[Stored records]
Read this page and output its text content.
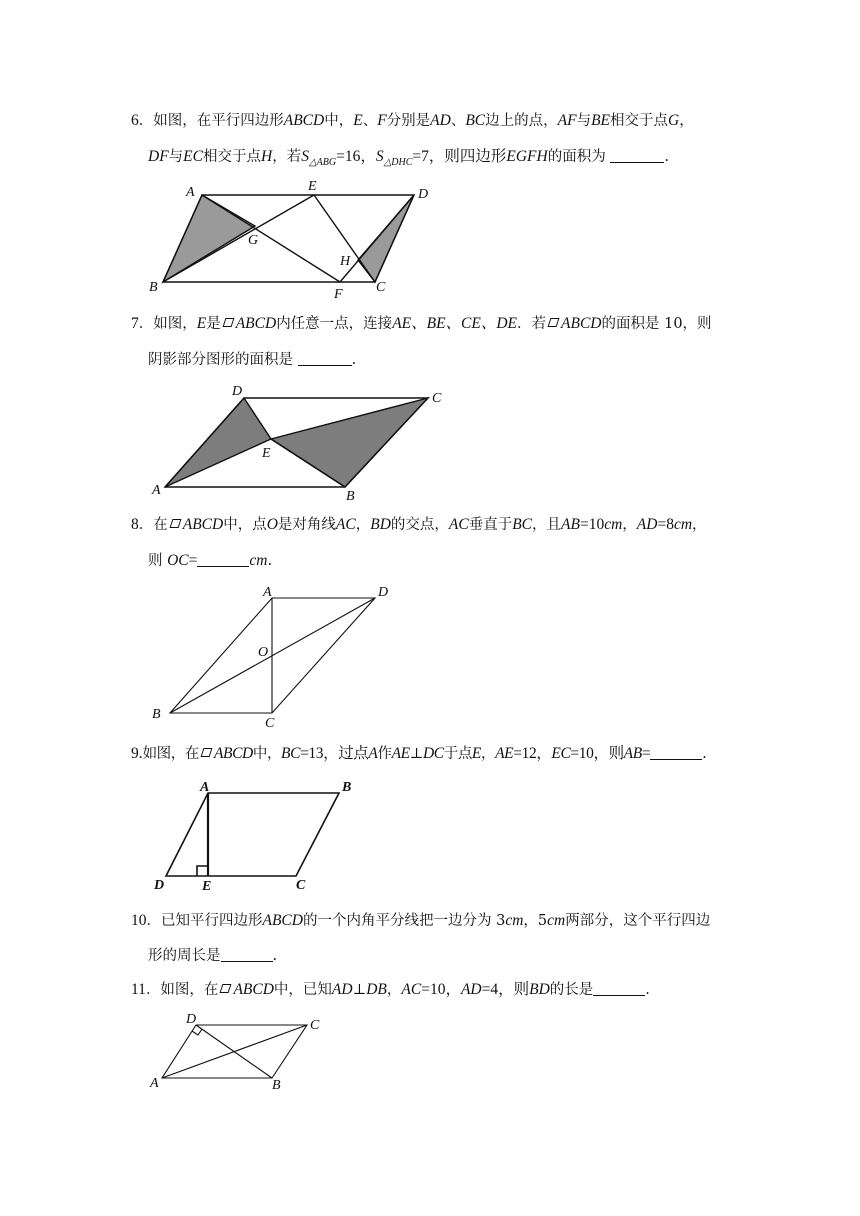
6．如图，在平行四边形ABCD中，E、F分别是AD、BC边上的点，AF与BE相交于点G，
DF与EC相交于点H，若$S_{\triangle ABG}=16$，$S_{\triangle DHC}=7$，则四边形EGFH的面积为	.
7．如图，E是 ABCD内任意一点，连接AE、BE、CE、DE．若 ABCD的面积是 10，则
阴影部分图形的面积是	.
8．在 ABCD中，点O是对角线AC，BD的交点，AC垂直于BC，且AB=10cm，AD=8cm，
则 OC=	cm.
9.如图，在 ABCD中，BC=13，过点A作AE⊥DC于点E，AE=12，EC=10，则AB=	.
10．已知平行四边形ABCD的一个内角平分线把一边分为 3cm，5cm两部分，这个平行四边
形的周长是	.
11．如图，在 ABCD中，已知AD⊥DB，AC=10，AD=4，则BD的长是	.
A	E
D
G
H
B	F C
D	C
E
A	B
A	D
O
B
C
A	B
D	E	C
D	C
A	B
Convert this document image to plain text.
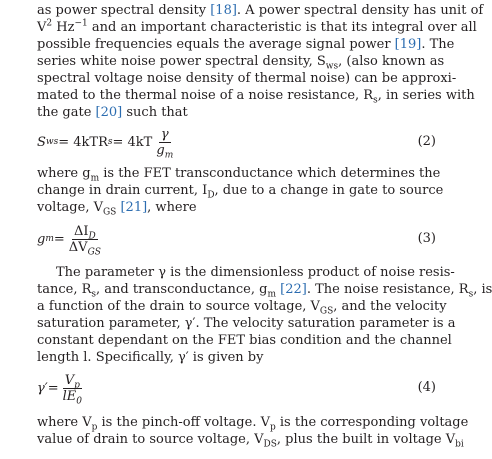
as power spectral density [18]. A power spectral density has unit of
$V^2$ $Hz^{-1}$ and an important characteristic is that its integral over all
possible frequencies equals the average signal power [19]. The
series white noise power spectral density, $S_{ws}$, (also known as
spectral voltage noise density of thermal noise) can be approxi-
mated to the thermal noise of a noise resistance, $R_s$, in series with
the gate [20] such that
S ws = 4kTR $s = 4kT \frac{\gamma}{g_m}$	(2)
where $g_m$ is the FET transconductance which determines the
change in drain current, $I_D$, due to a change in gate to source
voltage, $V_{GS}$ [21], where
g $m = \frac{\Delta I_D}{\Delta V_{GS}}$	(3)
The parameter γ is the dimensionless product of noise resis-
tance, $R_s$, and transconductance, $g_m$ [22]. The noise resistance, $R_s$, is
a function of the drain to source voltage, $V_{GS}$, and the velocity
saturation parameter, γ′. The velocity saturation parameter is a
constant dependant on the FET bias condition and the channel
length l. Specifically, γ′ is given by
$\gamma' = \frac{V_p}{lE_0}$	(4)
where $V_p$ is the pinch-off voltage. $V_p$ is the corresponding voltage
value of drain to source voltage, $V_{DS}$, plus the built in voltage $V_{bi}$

* * *

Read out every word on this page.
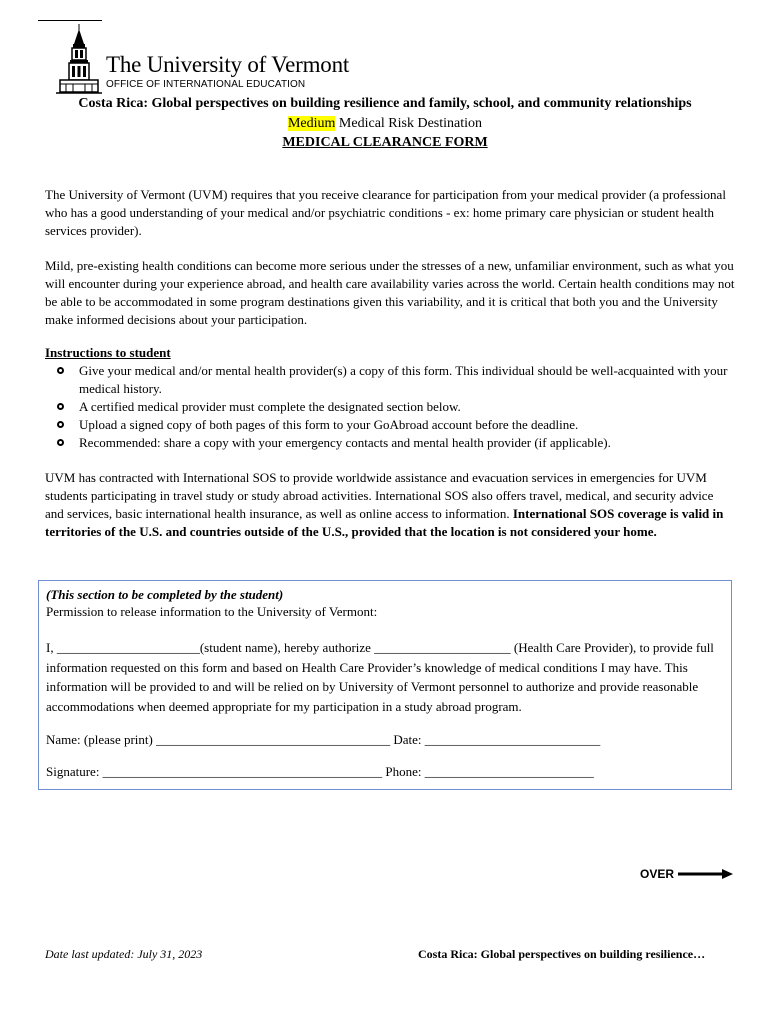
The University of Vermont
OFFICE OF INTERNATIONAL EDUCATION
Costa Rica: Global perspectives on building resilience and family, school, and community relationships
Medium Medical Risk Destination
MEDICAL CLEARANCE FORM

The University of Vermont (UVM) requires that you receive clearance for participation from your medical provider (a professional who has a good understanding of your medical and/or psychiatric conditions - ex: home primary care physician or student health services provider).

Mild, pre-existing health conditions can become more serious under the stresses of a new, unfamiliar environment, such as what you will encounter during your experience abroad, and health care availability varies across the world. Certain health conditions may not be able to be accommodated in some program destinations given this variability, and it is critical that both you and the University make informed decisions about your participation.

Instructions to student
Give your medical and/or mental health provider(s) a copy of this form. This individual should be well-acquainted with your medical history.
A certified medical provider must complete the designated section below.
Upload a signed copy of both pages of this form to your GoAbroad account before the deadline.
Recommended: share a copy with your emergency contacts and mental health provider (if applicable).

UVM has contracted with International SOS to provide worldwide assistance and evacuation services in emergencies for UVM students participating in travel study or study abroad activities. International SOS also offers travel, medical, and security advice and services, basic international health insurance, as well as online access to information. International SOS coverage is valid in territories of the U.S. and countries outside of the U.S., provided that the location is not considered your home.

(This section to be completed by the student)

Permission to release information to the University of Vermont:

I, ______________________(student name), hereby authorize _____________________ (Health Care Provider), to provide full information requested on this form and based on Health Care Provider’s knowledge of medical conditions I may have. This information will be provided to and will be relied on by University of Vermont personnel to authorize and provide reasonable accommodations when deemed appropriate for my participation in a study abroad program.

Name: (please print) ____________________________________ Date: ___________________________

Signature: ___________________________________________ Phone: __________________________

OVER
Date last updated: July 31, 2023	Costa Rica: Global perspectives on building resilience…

---

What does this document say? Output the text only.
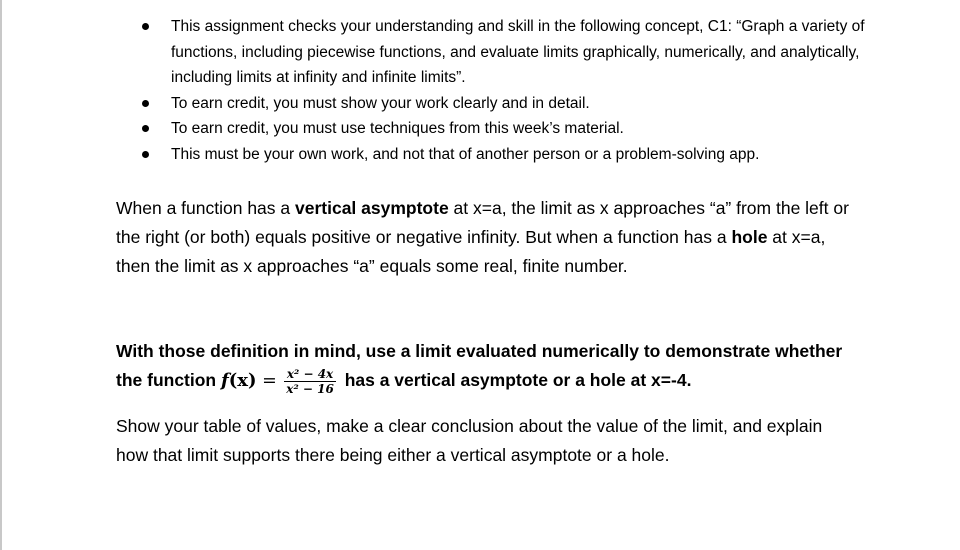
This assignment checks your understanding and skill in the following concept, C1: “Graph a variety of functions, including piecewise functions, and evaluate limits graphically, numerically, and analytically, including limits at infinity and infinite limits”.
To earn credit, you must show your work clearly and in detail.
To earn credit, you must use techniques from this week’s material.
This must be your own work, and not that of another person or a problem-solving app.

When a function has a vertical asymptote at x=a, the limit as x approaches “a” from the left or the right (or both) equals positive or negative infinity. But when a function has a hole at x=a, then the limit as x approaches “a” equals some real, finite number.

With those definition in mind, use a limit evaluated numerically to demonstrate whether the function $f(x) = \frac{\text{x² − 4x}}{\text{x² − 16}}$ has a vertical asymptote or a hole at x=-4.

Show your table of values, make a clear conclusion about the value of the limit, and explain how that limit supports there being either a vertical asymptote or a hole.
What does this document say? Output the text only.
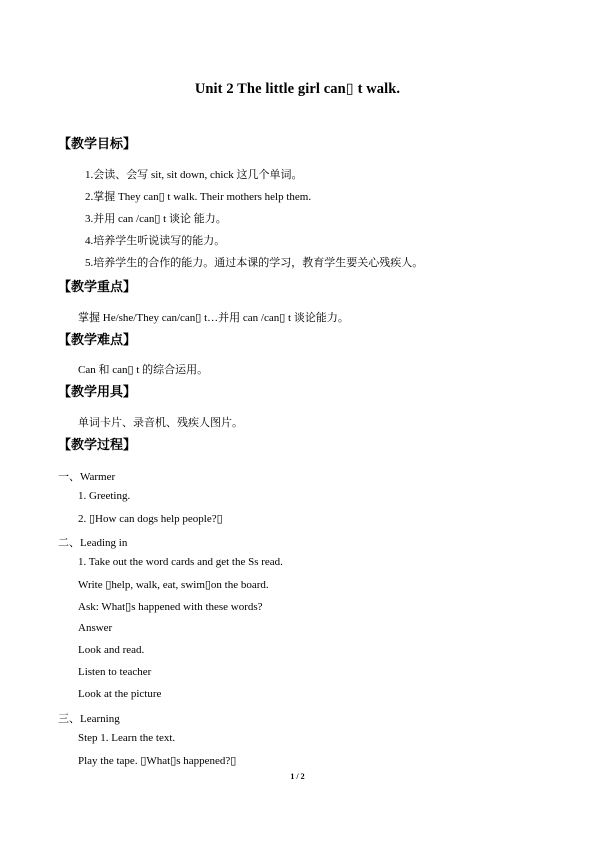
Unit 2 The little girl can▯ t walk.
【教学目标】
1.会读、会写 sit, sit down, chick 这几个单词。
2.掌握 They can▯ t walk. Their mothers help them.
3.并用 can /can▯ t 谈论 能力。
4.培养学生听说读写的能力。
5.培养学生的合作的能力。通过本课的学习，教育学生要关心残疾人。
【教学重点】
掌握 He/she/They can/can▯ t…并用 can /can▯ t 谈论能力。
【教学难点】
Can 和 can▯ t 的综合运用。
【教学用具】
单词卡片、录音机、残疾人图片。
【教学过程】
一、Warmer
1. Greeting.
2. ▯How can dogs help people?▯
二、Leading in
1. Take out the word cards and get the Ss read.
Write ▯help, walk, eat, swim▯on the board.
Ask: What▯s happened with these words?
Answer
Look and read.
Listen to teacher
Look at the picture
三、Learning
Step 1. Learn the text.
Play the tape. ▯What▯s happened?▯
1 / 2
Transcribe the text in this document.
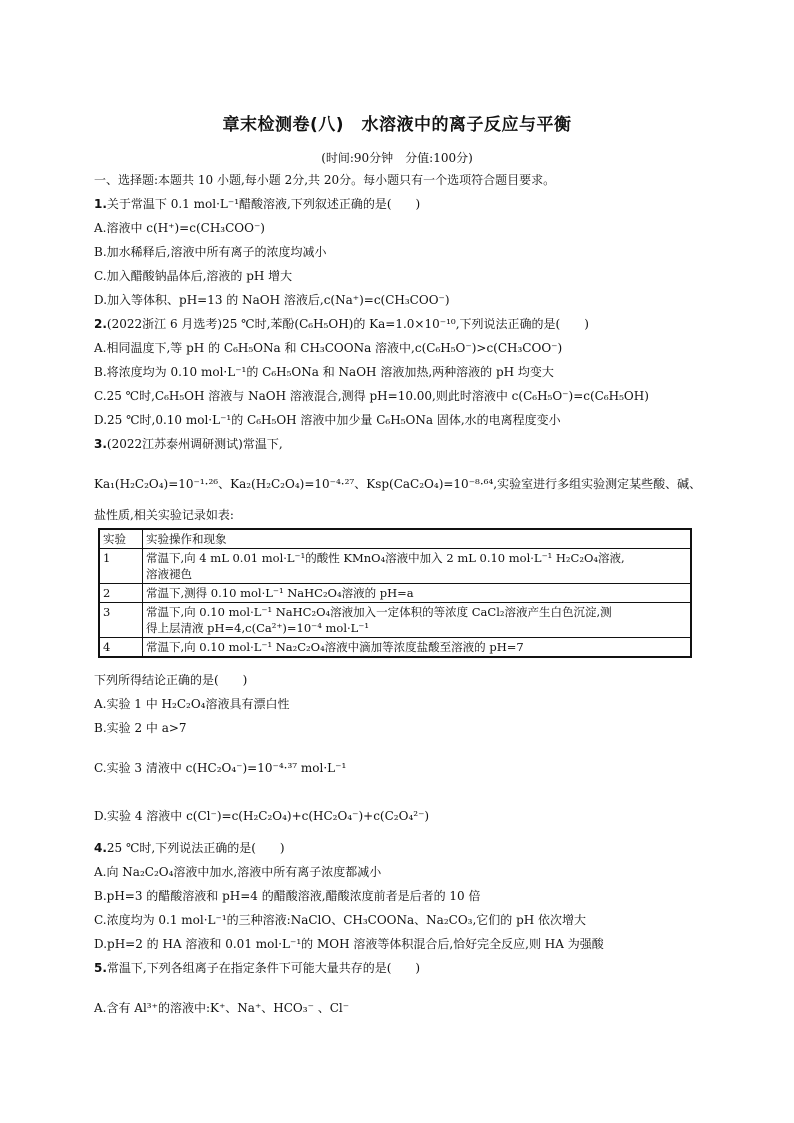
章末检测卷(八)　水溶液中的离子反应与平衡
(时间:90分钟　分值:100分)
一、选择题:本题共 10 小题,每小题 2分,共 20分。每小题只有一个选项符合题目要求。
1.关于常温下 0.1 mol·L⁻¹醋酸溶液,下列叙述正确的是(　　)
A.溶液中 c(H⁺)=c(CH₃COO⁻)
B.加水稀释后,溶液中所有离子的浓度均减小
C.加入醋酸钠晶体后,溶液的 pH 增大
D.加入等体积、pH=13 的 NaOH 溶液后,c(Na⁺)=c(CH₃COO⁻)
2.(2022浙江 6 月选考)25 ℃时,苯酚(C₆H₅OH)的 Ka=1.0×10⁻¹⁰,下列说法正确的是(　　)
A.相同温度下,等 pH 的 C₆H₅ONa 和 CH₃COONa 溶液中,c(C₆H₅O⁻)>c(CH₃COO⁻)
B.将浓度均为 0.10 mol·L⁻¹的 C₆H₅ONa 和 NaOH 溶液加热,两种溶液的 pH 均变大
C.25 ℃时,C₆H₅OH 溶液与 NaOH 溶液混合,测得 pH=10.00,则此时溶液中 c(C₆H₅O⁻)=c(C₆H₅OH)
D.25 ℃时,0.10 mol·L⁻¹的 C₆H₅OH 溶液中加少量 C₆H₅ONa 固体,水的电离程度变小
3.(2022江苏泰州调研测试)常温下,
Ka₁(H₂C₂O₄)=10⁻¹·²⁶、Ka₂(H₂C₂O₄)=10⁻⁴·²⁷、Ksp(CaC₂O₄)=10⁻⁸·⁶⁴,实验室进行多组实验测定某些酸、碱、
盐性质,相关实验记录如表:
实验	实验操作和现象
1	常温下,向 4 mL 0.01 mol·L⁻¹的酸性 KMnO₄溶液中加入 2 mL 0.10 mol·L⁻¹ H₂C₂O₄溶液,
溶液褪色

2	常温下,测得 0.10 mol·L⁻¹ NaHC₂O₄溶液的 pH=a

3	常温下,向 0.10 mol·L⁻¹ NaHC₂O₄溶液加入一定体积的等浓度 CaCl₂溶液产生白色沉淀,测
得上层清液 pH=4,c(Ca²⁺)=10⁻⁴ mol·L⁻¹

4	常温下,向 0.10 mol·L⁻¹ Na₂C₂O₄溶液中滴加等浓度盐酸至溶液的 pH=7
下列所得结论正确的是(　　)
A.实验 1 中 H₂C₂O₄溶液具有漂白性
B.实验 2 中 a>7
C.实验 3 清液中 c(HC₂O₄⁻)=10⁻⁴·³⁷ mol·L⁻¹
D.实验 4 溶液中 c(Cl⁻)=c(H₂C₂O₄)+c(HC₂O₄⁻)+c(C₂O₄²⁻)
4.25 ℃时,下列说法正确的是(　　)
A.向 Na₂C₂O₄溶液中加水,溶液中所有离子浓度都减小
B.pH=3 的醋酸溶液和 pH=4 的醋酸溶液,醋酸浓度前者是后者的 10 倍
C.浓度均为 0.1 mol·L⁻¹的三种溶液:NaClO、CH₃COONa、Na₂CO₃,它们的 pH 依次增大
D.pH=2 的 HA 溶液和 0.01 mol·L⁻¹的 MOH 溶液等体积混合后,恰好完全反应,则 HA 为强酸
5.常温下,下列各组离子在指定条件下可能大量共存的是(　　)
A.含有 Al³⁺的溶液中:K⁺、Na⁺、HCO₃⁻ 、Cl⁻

WHAT YOU ARE ASKED TO DO:
Only the number is wanted: how many lines in the data include the word "where"?

TASK SOLUTION:
3